GIVEN PROBLEM: Give only the number of lines that contain the word "Week".
::::::::::
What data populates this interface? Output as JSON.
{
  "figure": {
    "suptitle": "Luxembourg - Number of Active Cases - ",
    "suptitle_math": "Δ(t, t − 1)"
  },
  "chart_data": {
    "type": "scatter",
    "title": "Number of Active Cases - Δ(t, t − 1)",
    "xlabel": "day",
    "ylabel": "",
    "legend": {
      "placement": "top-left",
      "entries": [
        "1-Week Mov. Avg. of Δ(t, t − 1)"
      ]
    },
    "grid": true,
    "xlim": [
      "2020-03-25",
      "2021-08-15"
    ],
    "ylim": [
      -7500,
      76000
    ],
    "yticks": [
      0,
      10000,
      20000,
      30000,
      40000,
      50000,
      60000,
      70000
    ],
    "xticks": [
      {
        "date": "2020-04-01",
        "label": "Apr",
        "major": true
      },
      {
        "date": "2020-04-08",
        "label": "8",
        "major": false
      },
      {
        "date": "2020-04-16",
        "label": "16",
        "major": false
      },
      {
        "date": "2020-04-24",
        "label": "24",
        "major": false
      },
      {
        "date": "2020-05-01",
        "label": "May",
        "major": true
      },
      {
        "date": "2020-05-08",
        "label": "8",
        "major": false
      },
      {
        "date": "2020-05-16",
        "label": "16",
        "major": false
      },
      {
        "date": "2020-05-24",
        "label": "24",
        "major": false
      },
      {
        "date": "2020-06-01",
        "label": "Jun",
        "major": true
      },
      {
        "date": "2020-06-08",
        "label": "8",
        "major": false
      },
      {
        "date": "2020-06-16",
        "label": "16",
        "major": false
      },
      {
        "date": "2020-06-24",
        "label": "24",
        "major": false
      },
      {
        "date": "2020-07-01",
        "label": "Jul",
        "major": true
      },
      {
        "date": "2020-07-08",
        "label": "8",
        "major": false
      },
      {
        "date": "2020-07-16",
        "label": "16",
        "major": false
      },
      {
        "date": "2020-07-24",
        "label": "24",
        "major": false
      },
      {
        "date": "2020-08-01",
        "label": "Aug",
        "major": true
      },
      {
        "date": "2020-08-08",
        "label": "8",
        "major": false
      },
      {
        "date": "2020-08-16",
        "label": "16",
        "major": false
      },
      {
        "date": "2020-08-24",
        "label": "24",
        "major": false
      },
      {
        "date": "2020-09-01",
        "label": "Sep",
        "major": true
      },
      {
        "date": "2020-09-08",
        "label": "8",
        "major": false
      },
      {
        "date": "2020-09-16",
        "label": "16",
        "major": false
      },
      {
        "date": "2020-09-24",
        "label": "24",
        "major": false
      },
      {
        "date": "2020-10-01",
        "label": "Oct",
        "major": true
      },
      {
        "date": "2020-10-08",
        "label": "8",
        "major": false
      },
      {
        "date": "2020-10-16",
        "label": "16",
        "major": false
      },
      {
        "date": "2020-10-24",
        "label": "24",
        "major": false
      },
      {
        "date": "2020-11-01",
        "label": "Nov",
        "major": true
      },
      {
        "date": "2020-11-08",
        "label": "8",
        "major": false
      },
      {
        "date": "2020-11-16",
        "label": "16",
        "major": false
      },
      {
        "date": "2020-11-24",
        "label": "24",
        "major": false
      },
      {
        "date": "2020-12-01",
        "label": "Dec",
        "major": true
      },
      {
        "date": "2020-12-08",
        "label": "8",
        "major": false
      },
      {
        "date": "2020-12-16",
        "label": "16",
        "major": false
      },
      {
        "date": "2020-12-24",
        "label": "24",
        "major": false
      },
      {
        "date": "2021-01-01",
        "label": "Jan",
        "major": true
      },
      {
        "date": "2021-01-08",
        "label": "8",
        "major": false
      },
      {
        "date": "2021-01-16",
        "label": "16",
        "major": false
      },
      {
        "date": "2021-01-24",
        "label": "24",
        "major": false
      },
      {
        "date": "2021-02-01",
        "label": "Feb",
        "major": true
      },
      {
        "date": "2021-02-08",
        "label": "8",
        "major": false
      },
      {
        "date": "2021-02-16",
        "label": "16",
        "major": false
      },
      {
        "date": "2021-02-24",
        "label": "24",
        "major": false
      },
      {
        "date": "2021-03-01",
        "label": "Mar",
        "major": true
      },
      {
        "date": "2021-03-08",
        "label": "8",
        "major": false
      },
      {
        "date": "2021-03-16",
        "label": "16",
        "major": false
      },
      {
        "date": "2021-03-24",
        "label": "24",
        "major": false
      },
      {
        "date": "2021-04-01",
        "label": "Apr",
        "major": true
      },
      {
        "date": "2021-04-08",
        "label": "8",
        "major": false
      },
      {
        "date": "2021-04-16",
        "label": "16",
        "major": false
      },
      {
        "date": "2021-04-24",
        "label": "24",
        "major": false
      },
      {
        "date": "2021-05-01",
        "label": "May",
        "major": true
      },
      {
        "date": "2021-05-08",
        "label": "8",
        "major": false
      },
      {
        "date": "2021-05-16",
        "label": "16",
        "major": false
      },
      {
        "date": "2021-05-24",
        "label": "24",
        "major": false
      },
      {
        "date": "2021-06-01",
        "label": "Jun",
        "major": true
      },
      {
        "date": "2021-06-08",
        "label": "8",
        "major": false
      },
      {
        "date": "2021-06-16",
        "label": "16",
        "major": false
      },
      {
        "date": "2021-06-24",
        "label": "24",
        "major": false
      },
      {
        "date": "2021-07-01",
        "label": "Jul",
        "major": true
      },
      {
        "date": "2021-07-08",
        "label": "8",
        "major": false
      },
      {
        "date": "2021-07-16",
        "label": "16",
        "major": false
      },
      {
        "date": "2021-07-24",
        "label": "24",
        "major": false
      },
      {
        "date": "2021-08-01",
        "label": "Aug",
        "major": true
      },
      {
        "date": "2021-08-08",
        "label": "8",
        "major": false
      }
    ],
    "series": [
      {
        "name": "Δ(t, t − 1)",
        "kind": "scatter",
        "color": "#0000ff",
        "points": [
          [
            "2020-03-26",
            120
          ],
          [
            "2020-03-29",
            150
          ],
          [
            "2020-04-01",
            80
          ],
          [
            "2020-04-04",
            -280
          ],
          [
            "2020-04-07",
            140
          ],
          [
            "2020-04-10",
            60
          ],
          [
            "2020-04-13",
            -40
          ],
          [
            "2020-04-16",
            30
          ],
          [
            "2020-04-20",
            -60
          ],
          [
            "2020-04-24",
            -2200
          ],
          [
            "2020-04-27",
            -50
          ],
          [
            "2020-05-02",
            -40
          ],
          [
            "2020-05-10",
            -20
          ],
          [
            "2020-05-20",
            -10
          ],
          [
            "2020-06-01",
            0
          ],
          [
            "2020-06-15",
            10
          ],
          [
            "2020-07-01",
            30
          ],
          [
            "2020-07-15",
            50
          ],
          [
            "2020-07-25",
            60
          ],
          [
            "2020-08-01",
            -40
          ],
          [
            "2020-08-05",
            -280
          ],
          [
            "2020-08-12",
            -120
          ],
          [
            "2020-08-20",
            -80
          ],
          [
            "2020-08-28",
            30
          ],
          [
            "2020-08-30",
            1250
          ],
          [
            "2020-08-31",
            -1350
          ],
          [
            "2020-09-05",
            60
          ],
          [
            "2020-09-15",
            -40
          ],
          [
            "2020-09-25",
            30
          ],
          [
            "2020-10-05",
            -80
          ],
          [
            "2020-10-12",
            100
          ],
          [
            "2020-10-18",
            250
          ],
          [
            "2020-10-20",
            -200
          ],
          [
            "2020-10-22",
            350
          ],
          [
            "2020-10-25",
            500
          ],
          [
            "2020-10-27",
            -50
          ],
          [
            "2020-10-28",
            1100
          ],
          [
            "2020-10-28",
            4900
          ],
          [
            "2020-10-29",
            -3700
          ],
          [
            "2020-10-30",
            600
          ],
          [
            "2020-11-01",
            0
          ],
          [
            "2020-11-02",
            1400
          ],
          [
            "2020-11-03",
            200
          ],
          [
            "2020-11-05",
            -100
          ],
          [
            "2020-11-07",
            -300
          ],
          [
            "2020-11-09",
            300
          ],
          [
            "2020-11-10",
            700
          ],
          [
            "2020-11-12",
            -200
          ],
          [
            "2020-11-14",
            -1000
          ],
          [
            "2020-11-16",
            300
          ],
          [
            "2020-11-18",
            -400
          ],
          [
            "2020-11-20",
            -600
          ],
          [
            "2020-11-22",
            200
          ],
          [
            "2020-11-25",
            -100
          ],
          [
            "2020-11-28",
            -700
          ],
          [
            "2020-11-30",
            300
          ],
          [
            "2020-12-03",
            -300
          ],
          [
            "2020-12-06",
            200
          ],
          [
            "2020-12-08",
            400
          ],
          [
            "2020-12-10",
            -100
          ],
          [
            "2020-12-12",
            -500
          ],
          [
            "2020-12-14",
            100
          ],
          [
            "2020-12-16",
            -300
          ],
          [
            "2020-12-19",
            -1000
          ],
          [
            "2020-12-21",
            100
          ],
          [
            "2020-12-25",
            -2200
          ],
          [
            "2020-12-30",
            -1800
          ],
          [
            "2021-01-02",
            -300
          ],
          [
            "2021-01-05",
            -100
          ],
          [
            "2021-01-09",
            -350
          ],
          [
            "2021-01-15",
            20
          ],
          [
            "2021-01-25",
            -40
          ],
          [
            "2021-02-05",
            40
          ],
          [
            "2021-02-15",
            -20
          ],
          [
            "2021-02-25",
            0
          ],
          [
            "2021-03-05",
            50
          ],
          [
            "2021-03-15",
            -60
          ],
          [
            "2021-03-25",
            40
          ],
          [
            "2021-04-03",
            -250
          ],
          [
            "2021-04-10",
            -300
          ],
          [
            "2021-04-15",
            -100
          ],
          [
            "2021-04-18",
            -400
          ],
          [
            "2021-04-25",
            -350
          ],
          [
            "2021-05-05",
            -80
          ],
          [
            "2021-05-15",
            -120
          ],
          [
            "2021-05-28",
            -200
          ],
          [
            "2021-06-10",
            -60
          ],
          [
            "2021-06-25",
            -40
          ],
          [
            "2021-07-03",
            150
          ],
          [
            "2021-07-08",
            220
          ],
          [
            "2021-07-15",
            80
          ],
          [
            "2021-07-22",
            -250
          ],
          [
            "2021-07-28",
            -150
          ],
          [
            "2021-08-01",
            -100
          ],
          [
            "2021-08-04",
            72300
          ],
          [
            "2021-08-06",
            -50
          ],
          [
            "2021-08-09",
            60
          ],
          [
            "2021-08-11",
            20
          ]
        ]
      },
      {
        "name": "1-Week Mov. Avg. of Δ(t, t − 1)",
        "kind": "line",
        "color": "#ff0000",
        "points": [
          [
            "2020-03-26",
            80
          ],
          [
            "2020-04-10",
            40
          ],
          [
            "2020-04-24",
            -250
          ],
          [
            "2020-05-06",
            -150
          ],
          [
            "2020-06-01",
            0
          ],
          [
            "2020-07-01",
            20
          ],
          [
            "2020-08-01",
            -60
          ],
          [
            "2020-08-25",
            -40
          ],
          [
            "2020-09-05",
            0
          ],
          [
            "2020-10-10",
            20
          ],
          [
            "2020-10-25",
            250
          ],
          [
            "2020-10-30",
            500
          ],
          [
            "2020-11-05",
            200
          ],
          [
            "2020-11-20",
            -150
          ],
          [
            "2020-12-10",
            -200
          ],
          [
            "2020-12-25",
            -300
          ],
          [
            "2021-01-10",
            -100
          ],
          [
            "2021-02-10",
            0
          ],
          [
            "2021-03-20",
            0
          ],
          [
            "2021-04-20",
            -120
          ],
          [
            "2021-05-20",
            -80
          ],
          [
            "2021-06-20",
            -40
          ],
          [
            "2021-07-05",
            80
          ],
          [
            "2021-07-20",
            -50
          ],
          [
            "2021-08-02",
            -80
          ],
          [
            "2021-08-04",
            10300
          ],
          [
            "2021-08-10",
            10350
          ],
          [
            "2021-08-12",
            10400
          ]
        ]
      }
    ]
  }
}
::::::::::
ANSWER TO THIS TASK: 2